▽

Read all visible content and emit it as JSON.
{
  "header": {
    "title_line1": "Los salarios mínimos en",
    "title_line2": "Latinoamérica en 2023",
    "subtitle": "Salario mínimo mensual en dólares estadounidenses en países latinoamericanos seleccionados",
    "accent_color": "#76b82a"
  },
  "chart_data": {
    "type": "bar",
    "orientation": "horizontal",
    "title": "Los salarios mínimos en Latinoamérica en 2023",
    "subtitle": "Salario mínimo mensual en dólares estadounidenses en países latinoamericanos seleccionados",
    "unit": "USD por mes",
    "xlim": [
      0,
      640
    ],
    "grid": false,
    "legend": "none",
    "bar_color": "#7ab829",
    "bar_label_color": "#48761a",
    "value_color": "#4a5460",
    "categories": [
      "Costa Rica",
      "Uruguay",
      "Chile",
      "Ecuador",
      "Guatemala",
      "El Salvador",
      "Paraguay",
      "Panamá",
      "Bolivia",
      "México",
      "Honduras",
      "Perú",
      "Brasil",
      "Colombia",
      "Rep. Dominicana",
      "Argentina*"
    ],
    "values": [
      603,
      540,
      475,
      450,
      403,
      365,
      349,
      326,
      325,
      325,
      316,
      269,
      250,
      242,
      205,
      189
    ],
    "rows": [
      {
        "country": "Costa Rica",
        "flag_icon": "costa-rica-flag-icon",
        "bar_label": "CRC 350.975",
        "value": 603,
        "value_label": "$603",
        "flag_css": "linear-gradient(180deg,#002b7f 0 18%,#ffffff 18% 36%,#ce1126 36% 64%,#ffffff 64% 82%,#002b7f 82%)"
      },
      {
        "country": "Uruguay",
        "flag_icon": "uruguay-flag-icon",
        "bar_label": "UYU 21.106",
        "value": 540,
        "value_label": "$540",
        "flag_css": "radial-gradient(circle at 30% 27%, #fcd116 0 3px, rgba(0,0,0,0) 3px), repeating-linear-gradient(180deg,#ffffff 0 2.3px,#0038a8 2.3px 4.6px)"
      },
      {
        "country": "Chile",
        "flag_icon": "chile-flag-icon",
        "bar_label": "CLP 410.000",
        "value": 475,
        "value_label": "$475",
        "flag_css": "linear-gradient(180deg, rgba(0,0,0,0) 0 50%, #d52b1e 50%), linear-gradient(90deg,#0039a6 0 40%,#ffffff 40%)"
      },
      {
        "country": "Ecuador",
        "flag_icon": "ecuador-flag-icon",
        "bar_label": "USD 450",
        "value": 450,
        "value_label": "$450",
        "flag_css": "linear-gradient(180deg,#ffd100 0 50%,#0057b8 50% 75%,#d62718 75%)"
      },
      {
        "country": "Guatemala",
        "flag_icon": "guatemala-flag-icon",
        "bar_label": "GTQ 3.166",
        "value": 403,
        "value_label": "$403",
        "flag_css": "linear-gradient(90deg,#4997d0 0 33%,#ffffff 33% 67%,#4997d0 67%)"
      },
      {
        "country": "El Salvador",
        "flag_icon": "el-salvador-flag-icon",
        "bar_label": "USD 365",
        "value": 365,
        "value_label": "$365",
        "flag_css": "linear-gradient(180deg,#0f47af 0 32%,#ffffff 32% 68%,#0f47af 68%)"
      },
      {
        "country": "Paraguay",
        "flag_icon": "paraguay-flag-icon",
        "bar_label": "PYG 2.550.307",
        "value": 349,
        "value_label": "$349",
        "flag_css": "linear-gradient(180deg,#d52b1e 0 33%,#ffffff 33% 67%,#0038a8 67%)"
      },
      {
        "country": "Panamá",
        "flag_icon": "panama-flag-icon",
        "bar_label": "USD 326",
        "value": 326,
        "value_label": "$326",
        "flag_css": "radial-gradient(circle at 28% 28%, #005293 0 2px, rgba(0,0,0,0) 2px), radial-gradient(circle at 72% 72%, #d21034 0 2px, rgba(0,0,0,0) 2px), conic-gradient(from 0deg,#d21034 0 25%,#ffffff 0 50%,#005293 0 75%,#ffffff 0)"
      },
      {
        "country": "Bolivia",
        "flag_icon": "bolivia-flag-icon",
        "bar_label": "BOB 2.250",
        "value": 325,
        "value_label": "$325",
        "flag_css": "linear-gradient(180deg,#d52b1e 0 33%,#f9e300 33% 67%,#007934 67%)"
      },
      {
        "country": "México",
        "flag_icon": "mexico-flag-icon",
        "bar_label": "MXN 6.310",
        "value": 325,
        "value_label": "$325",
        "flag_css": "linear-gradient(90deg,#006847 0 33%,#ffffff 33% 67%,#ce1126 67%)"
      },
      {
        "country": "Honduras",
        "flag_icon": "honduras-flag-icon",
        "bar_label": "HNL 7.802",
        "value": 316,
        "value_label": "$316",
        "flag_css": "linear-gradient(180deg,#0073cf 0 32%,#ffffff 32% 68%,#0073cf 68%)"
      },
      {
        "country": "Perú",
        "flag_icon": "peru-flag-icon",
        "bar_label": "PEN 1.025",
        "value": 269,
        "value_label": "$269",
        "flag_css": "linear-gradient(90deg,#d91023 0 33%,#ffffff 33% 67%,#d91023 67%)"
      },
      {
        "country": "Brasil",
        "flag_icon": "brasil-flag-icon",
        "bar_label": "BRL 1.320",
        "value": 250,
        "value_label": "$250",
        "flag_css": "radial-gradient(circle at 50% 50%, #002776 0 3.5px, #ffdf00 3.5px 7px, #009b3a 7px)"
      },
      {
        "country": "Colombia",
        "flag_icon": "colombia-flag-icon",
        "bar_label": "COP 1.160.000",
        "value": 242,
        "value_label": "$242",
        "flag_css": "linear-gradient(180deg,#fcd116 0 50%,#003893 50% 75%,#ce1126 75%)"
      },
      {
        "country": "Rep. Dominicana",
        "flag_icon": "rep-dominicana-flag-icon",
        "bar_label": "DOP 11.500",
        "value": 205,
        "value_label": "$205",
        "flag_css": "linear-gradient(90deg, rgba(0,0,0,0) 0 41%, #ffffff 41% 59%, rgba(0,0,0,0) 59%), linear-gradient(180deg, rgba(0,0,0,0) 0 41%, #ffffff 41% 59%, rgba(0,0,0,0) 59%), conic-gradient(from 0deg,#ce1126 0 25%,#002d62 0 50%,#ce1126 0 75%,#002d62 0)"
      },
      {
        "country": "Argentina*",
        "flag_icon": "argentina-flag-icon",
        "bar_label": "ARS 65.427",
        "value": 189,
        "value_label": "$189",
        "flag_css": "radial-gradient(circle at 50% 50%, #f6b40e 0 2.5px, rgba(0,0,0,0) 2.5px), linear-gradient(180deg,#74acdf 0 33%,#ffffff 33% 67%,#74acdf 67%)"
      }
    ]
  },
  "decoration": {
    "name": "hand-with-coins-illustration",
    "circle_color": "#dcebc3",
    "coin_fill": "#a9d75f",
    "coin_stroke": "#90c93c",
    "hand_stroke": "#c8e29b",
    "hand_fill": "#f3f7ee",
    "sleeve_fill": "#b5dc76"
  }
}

△

§ Problem statement: Retype the records in full. Keep every line identical to the original.

§ Correct response:
Read all visible content and emit it as JSON.
{
  "header": {
    "title_line1": "Los salarios mínimos en",
    "title_line2": "Latinoamérica en 2023",
    "subtitle": "Salario mínimo mensual en dólares estadounidenses en países latinoamericanos seleccionados",
    "accent_color": "#76b82a"
  },
  "chart_data": {
    "type": "bar",
    "orientation": "horizontal",
    "title": "Los salarios mínimos en Latinoamérica en 2023",
    "subtitle": "Salario mínimo mensual en dólares estadounidenses en países latinoamericanos seleccionados",
    "unit": "USD por mes",
    "xlim": [
      0,
      640
    ],
    "grid": false,
    "legend": "none",
    "bar_color": "#7ab829",
    "bar_label_color": "#48761a",
    "value_color": "#4a5460",
    "categories": [
      "Costa Rica",
      "Uruguay",
      "Chile",
      "Ecuador",
      "Guatemala",
      "El Salvador",
      "Paraguay",
      "Panamá",
      "Bolivia",
      "México",
      "Honduras",
      "Perú",
      "Brasil",
      "Colombia",
      "Rep. Dominicana",
      "Argentina*"
    ],
    "values": [
      603,
      540,
      475,
      450,
      403,
      365,
      349,
      326,
      325,
      325,
      316,
      269,
      250,
      242,
      205,
      189
    ],
    "rows": [
      {
        "country": "Costa Rica",
        "flag_icon": "costa-rica-flag-icon",
        "bar_label": "CRC 350.975",
        "value": 603,
        "value_label": "$603",
        "flag_css": "linear-gradient(180deg,#002b7f 0 18%,#ffffff 18% 36%,#ce1126 36% 64%,#ffffff 64% 82%,#002b7f 82%)"
      },
      {
        "country": "Uruguay",
        "flag_icon": "uruguay-flag-icon",
        "bar_label": "UYU 21.106",
        "value": 540,
        "value_label": "$540",
        "flag_css": "radial-gradient(circle at 30% 27%, #fcd116 0 3px, rgba(0,0,0,0) 3px), repeating-linear-gradient(180deg,#ffffff 0 2.3px,#0038a8 2.3px 4.6px)"
      },
      {
        "country": "Chile",
        "flag_icon": "chile-flag-icon",
        "bar_label": "CLP 410.000",
        "value": 475,
        "value_label": "$475",
        "flag_css": "linear-gradient(180deg, rgba(0,0,0,0) 0 50%, #d52b1e 50%), linear-gradient(90deg,#0039a6 0 40%,#ffffff 40%)"
      },
      {
        "country": "Ecuador",
        "flag_icon": "ecuador-flag-icon",
        "bar_label": "USD 450",
        "value": 450,
        "value_label": "$450",
        "flag_css": "linear-gradient(180deg,#ffd100 0 50%,#0057b8 50% 75%,#d62718 75%)"
      },
      {
        "country": "Guatemala",
        "flag_icon": "guatemala-flag-icon",
        "bar_label": "GTQ 3.166",
        "value": 403,
        "value_label": "$403",
        "flag_css": "linear-gradient(90deg,#4997d0 0 33%,#ffffff 33% 67%,#4997d0 67%)"
      },
      {
        "country": "El Salvador",
        "flag_icon": "el-salvador-flag-icon",
        "bar_label": "USD 365",
        "value": 365,
        "value_label": "$365",
        "flag_css": "linear-gradient(180deg,#0f47af 0 32%,#ffffff 32% 68%,#0f47af 68%)"
      },
      {
        "country": "Paraguay",
        "flag_icon": "paraguay-flag-icon",
        "bar_label": "PYG 2.550.307",
        "value": 349,
        "value_label": "$349",
        "flag_css": "linear-gradient(180deg,#d52b1e 0 33%,#ffffff 33% 67%,#0038a8 67%)"
      },
      {
        "country": "Panamá",
        "flag_icon": "panama-flag-icon",
        "bar_label": "USD 326",
        "value": 326,
        "value_label": "$326",
        "flag_css": "radial-gradient(circle at 28% 28%, #005293 0 2px, rgba(0,0,0,0) 2px), radial-gradient(circle at 72% 72%, #d21034 0 2px, rgba(0,0,0,0) 2px), conic-gradient(from 0deg,#d21034 0 25%,#ffffff 0 50%,#005293 0 75%,#ffffff 0)"
      },
      {
        "country": "Bolivia",
        "flag_icon": "bolivia-flag-icon",
        "bar_label": "BOB 2.250",
        "value": 325,
        "value_label": "$325",
        "flag_css": "linear-gradient(180deg,#d52b1e 0 33%,#f9e300 33% 67%,#007934 67%)"
      },
      {
        "country": "México",
        "flag_icon": "mexico-flag-icon",
        "bar_label": "MXN 6.310",
        "value": 325,
        "value_label": "$325",
        "flag_css": "linear-gradient(90deg,#006847 0 33%,#ffffff 33% 67%,#ce1126 67%)"
      },
      {
        "country": "Honduras",
        "flag_icon": "honduras-flag-icon",
        "bar_label": "HNL 7.802",
        "value": 316,
        "value_label": "$316",
        "flag_css": "linear-gradient(180deg,#0073cf 0 32%,#ffffff 32% 68%,#0073cf 68%)"
      },
      {
        "country": "Perú",
        "flag_icon": "peru-flag-icon",
        "bar_label": "PEN 1.025",
        "value": 269,
        "value_label": "$269",
        "flag_css": "linear-gradient(90deg,#d91023 0 33%,#ffffff 33% 67%,#d91023 67%)"
      },
      {
        "country": "Brasil",
        "flag_icon": "brasil-flag-icon",
        "bar_label": "BRL 1.320",
        "value": 250,
        "value_label": "$250",
        "flag_css": "radial-gradient(circle at 50% 50%, #002776 0 3.5px, #ffdf00 3.5px 7px, #009b3a 7px)"
      },
      {
        "country": "Colombia",
        "flag_icon": "colombia-flag-icon",
        "bar_label": "COP 1.160.000",
        "value": 242,
        "value_label": "$242",
        "flag_css": "linear-gradient(180deg,#fcd116 0 50%,#003893 50% 75%,#ce1126 75%)"
      },
      {
        "country": "Rep. Dominicana",
        "flag_icon": "rep-dominicana-flag-icon",
        "bar_label": "DOP 11.500",
        "value": 205,
        "value_label": "$205",
        "flag_css": "linear-gradient(90deg, rgba(0,0,0,0) 0 41%, #ffffff 41% 59%, rgba(0,0,0,0) 59%), linear-gradient(180deg, rgba(0,0,0,0) 0 41%, #ffffff 41% 59%, rgba(0,0,0,0) 59%), conic-gradient(from 0deg,#ce1126 0 25%,#002d62 0 50%,#ce1126 0 75%,#002d62 0)"
      },
      {
        "country": "Argentina*",
        "flag_icon": "argentina-flag-icon",
        "bar_label": "ARS 65.427",
        "value": 189,
        "value_label": "$189",
        "flag_css": "radial-gradient(circle at 50% 50%, #f6b40e 0 2.5px, rgba(0,0,0,0) 2.5px), linear-gradient(180deg,#74acdf 0 33%,#ffffff 33% 67%,#74acdf 67%)"
      }
    ]
  },
  "decoration": {
    "name": "hand-with-coins-illustration",
    "circle_color": "#dcebc3",
    "coin_fill": "#a9d75f",
    "coin_stroke": "#90c93c",
    "hand_stroke": "#c8e29b",
    "hand_fill": "#f3f7ee",
    "sleeve_fill": "#b5dc76"
  }
}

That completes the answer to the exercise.